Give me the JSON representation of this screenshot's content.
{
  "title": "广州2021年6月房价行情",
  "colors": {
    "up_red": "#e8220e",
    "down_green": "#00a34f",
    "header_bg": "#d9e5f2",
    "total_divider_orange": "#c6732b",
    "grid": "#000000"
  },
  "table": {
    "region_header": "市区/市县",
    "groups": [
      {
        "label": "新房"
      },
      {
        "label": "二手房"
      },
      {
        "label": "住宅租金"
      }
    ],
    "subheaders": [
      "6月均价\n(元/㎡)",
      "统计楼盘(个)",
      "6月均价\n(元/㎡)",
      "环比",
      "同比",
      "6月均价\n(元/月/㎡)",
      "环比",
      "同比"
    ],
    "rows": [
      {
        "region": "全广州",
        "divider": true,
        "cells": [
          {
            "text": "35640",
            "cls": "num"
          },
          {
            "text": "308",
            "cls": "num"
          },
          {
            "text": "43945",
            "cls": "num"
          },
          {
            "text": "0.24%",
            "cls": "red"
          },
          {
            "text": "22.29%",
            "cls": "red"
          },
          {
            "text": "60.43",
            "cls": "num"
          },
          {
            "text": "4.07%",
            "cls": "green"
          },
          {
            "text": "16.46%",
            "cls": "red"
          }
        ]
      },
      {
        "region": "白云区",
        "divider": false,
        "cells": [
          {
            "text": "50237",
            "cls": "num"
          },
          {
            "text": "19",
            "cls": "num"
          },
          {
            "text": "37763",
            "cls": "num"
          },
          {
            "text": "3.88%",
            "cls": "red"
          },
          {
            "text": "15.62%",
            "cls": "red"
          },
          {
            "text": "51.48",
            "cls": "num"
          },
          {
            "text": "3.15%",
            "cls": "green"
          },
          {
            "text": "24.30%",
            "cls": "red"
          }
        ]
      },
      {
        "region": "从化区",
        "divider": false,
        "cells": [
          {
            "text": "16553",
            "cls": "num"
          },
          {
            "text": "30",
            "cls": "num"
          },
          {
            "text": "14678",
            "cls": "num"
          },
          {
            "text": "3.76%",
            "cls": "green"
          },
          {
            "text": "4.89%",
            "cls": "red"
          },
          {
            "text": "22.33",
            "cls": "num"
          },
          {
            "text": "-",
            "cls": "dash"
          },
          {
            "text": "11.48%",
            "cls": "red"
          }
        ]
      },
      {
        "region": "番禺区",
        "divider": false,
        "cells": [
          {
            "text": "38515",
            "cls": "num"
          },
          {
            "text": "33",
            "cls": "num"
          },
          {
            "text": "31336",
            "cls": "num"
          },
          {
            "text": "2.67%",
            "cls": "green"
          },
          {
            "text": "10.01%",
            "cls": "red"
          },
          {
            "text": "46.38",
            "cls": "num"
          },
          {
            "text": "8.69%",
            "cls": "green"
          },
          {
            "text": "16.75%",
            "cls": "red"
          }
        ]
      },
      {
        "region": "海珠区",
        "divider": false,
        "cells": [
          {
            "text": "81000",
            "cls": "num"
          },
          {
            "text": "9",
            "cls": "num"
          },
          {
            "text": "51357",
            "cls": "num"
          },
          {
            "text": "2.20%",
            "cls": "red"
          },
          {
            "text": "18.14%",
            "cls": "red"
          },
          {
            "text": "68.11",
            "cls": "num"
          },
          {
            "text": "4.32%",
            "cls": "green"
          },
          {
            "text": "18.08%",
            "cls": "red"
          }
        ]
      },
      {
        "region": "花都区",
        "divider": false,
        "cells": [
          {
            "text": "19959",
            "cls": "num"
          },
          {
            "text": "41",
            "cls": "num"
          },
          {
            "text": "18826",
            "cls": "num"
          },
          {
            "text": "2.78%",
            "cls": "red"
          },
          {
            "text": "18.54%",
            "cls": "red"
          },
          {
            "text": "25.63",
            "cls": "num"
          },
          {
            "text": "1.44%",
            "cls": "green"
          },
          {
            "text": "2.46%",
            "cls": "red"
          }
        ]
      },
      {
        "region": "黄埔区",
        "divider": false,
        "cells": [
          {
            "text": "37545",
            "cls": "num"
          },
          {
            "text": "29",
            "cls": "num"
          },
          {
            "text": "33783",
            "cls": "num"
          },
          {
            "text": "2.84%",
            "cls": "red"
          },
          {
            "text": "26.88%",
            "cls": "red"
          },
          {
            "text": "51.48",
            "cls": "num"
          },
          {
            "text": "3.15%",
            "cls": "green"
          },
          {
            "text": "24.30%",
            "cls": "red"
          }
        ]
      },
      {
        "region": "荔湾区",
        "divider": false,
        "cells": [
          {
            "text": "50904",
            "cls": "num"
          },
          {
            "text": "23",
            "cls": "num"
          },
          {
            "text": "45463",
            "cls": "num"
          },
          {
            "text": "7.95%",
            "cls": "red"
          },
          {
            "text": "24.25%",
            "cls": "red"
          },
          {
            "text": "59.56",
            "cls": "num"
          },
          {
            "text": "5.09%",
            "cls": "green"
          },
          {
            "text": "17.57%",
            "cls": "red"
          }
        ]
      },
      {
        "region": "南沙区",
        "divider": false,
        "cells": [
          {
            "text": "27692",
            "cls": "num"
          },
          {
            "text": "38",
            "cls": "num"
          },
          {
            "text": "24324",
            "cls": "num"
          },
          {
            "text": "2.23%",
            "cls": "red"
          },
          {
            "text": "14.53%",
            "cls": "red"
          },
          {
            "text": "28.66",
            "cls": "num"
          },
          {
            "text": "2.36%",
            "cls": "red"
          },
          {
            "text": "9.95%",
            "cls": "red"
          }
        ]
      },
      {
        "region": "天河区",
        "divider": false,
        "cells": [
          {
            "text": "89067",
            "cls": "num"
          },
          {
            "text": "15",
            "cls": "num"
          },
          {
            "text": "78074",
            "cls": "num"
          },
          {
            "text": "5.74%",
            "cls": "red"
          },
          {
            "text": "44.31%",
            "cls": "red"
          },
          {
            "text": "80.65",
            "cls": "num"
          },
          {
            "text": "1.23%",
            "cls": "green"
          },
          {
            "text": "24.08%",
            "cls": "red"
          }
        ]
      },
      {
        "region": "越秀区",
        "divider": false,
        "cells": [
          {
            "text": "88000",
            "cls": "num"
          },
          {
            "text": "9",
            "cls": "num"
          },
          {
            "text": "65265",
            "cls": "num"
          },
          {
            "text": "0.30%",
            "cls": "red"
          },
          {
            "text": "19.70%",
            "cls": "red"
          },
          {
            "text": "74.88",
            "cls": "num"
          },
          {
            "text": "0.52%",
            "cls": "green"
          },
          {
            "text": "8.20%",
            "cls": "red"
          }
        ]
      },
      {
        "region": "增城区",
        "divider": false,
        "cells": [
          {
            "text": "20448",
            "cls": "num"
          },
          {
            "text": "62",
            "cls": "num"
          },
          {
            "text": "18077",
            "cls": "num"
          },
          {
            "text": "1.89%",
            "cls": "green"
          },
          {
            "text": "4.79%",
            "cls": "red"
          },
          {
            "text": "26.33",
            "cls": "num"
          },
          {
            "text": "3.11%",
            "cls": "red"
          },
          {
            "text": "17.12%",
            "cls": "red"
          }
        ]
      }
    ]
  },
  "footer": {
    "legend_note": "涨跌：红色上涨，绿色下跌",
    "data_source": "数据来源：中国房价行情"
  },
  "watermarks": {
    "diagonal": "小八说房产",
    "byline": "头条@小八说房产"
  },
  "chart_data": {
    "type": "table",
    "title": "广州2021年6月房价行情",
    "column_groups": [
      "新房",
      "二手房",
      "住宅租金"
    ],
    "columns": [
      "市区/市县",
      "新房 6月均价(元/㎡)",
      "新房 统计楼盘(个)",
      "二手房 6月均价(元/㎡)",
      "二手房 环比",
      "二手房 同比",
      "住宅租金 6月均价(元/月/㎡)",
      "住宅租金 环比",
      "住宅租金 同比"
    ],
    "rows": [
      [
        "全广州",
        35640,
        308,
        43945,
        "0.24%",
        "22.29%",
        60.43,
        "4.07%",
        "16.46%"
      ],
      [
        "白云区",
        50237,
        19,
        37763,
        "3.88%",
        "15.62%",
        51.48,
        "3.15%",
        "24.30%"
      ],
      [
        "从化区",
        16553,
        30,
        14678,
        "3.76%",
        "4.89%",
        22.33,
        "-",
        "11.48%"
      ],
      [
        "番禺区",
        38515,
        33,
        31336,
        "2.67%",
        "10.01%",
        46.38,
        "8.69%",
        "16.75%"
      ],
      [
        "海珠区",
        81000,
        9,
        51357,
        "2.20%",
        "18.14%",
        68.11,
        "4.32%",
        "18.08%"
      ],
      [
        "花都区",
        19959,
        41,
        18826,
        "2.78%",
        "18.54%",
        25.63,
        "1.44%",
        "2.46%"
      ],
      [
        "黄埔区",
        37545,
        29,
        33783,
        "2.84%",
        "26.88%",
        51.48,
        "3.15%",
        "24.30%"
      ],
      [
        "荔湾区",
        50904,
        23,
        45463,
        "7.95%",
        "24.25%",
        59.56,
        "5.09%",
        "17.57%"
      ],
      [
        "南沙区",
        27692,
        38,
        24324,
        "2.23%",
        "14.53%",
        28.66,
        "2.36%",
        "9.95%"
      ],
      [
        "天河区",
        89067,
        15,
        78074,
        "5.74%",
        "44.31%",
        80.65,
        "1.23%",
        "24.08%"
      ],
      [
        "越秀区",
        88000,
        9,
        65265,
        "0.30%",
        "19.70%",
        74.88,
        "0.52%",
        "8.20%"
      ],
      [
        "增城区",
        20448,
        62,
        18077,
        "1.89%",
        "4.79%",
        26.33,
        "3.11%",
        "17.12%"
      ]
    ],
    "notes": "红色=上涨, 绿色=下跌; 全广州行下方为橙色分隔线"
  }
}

◆ Brief ◆
Show every line of the listing in which the string "住宅租金" can be found.

◆ Output below ◆
        "label": "住宅租金"
      "住宅租金"
      "住宅租金 6月均价(元/月/㎡)",
      "住宅租金 环比",
      "住宅租金 同比"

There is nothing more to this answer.